Scan the entries below for the word "type". Copy each line that has it.

_ _ _ _ _ _ _

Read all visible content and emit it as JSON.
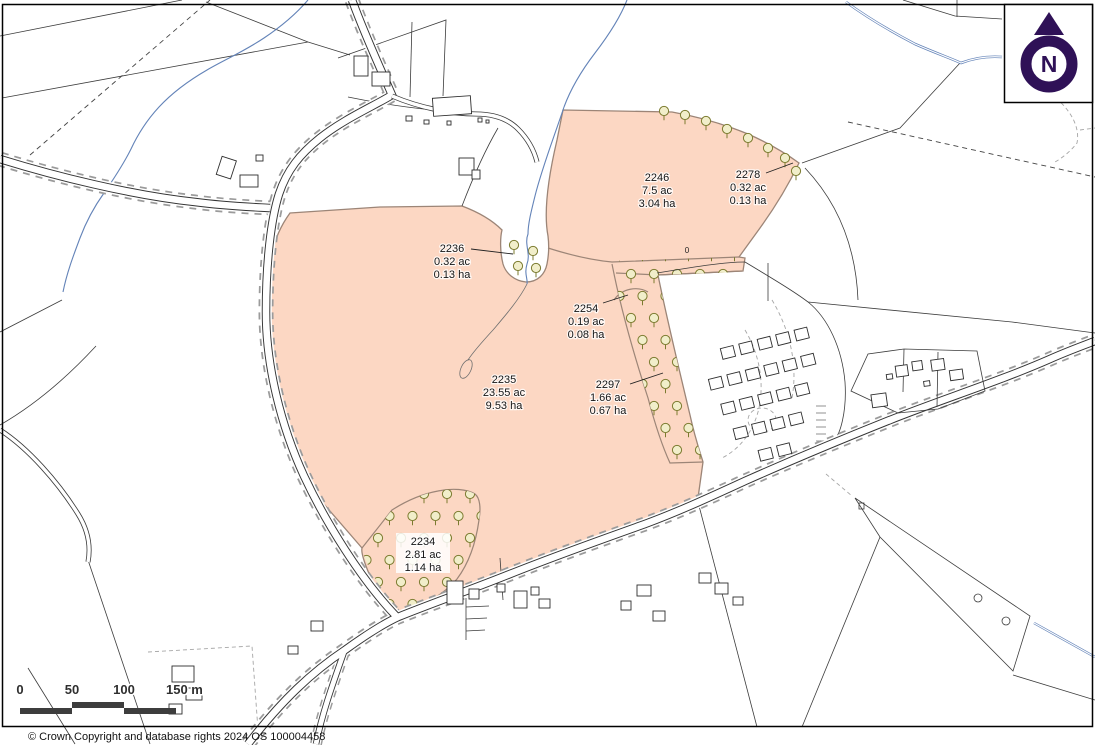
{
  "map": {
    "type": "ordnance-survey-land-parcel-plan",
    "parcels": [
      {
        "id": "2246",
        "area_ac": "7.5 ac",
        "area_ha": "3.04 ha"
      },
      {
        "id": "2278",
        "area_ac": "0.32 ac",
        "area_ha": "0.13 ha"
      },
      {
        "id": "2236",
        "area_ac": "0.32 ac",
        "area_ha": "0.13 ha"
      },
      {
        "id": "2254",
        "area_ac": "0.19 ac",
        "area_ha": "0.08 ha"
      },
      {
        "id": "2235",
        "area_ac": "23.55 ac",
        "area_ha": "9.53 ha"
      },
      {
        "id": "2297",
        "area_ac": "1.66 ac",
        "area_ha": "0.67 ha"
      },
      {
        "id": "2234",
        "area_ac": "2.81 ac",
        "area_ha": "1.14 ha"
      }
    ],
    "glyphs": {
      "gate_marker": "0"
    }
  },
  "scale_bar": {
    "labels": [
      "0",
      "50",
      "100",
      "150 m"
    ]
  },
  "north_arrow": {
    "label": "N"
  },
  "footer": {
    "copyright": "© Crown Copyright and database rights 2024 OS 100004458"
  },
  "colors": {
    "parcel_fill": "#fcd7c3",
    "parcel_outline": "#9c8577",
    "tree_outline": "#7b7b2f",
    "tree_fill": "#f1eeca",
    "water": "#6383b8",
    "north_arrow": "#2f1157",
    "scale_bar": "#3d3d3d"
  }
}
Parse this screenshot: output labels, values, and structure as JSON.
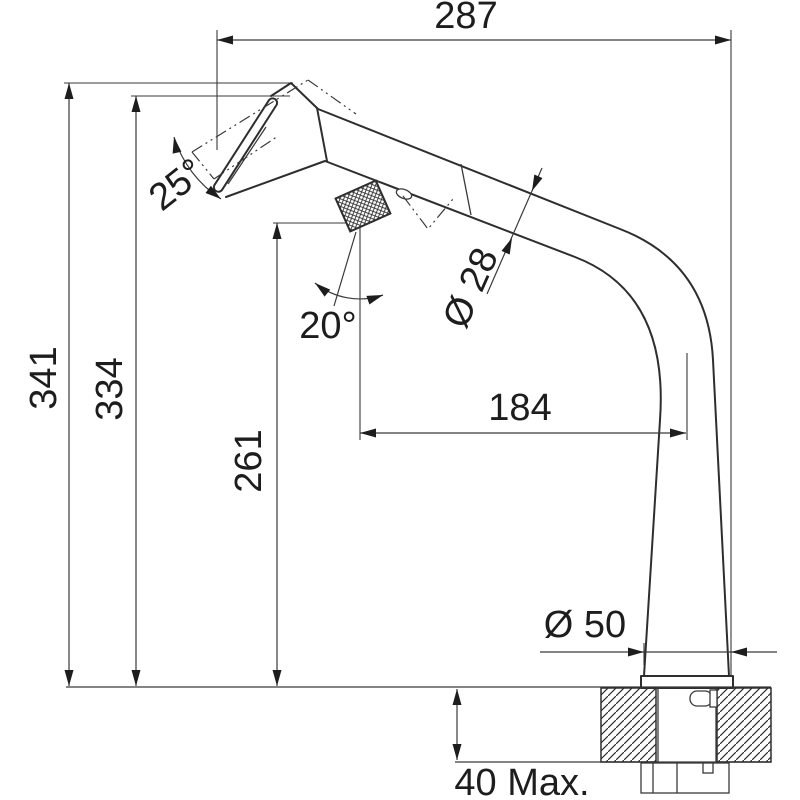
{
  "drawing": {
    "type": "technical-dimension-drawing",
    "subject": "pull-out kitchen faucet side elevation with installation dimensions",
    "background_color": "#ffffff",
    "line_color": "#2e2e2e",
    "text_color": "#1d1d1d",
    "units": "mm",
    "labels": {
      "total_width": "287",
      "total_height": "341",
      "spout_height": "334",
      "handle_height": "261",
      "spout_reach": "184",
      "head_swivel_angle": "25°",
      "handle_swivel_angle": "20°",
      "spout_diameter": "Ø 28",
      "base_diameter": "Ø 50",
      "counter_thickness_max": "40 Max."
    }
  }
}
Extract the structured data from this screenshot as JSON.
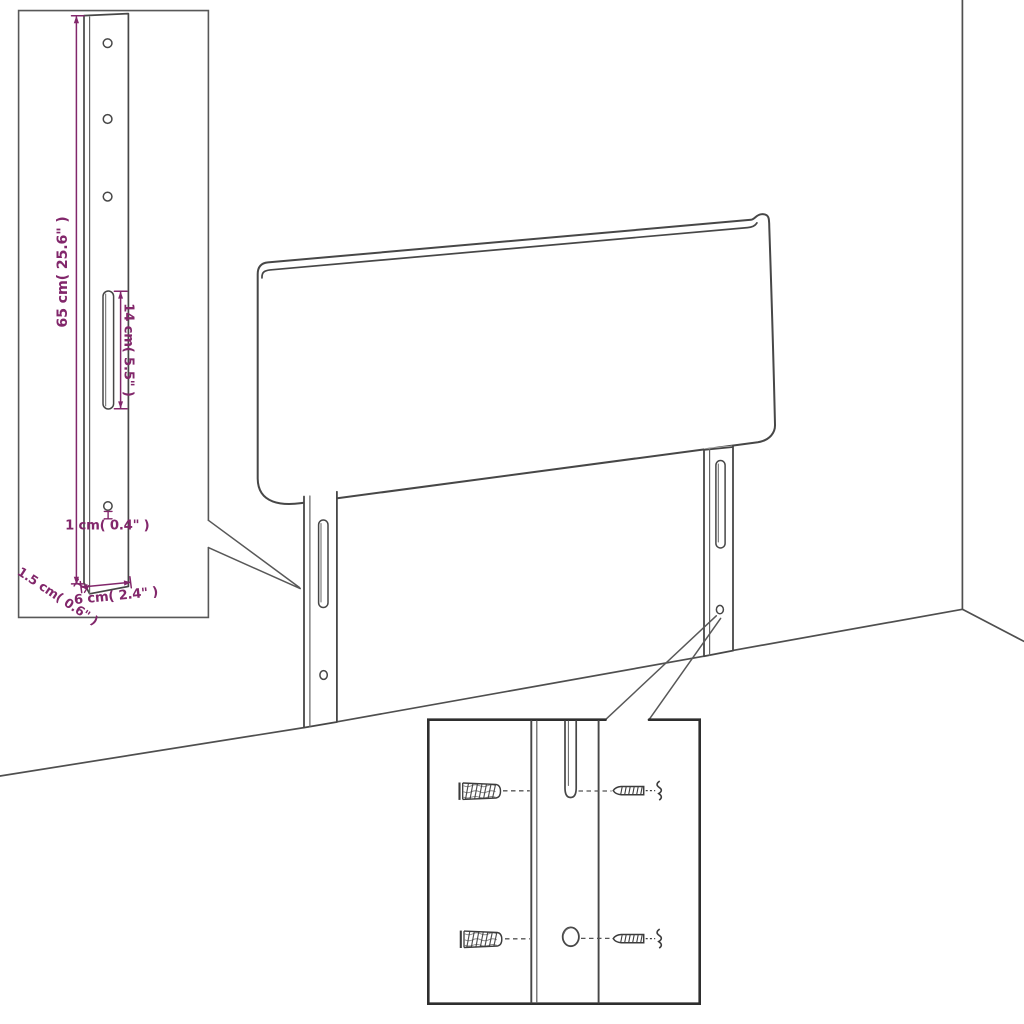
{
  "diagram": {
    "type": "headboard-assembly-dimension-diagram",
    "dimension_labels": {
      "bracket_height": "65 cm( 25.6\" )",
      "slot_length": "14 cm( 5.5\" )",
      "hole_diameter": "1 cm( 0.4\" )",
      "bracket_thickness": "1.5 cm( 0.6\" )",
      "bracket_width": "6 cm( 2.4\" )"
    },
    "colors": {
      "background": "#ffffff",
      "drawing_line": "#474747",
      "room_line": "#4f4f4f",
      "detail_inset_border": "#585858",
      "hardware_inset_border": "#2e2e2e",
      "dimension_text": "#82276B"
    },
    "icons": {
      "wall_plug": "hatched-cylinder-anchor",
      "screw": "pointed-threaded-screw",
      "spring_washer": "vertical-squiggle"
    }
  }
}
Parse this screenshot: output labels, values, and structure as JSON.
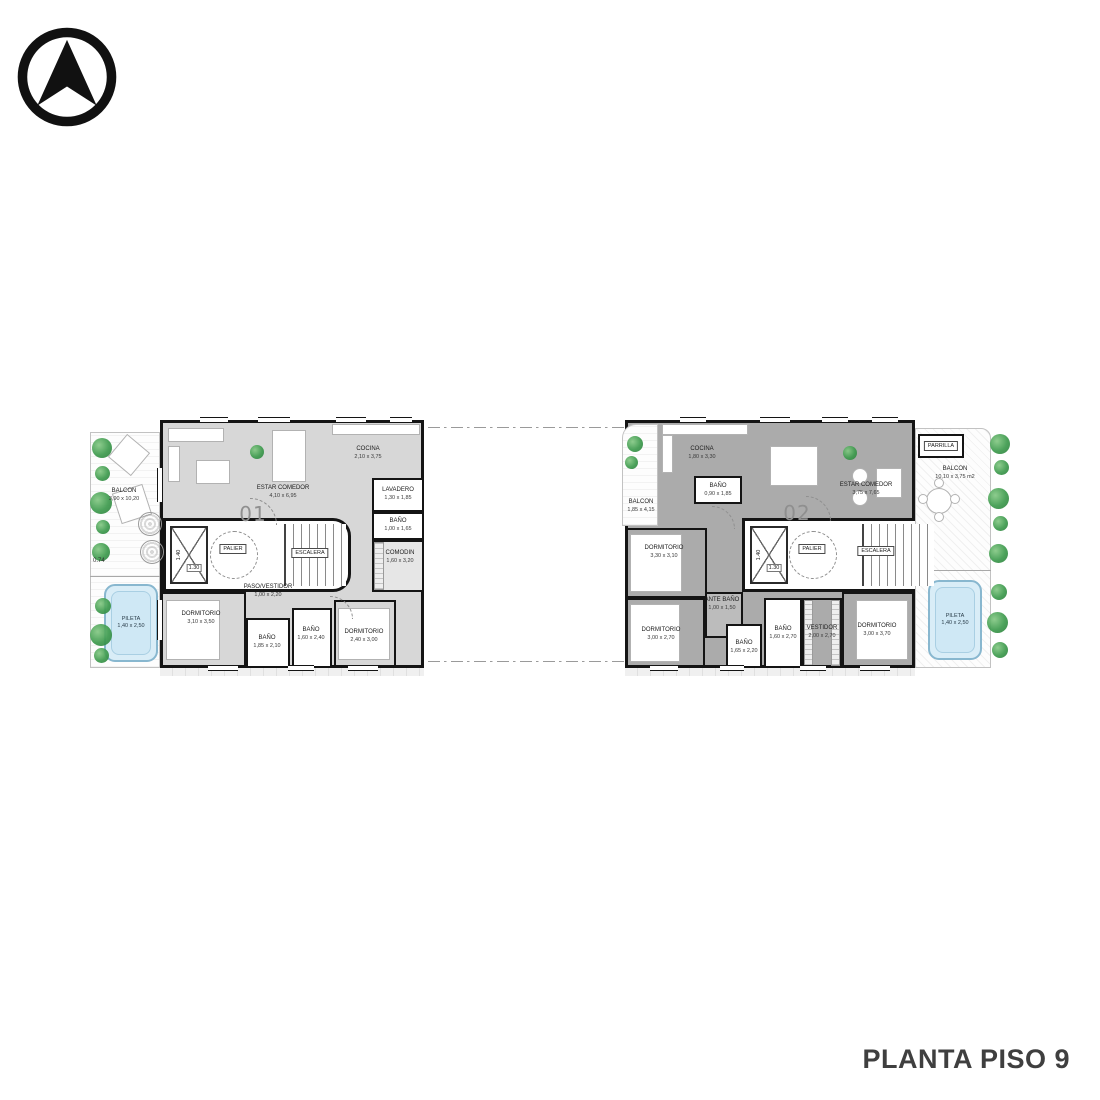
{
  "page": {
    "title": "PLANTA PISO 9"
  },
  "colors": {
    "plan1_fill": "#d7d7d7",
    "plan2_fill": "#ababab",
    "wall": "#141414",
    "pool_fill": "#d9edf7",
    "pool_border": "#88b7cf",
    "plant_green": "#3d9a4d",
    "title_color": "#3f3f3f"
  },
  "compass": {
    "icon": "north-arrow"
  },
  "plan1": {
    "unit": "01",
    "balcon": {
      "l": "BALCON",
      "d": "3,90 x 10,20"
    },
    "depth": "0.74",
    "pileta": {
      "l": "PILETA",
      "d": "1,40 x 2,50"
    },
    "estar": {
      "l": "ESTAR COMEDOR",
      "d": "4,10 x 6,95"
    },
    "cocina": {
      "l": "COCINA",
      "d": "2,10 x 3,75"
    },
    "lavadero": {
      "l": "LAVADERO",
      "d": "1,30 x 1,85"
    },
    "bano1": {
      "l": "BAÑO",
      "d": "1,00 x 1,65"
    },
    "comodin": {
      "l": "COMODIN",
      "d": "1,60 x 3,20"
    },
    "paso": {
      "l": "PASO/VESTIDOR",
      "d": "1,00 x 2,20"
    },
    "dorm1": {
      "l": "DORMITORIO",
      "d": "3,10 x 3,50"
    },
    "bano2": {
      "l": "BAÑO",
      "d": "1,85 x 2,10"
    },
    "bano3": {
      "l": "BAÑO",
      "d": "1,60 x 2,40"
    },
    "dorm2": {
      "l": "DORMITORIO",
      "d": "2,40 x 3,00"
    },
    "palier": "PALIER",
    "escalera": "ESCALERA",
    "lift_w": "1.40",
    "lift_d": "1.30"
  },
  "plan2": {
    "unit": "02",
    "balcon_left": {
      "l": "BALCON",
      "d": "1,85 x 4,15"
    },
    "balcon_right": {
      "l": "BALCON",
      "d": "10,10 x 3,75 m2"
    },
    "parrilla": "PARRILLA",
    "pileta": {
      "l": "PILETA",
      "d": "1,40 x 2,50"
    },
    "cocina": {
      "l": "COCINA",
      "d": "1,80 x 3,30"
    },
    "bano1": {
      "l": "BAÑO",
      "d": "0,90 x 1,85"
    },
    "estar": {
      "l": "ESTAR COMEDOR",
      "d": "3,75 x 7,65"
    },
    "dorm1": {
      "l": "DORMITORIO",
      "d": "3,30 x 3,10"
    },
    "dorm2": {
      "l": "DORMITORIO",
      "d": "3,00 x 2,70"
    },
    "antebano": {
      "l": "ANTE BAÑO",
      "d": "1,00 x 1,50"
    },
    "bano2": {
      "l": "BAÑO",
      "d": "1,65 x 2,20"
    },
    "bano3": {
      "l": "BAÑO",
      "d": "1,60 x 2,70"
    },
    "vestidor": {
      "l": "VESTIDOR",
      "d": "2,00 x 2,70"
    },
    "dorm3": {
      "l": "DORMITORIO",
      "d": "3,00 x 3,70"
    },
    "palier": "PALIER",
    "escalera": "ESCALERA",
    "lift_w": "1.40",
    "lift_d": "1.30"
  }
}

_ _ _ _ _ _ _

Response:
    "type": "ordnance-survey-land-parcel-plan",
    "type": "technical-dimension-drawing",
    "type": "headboard-assembly-dimension-diagram",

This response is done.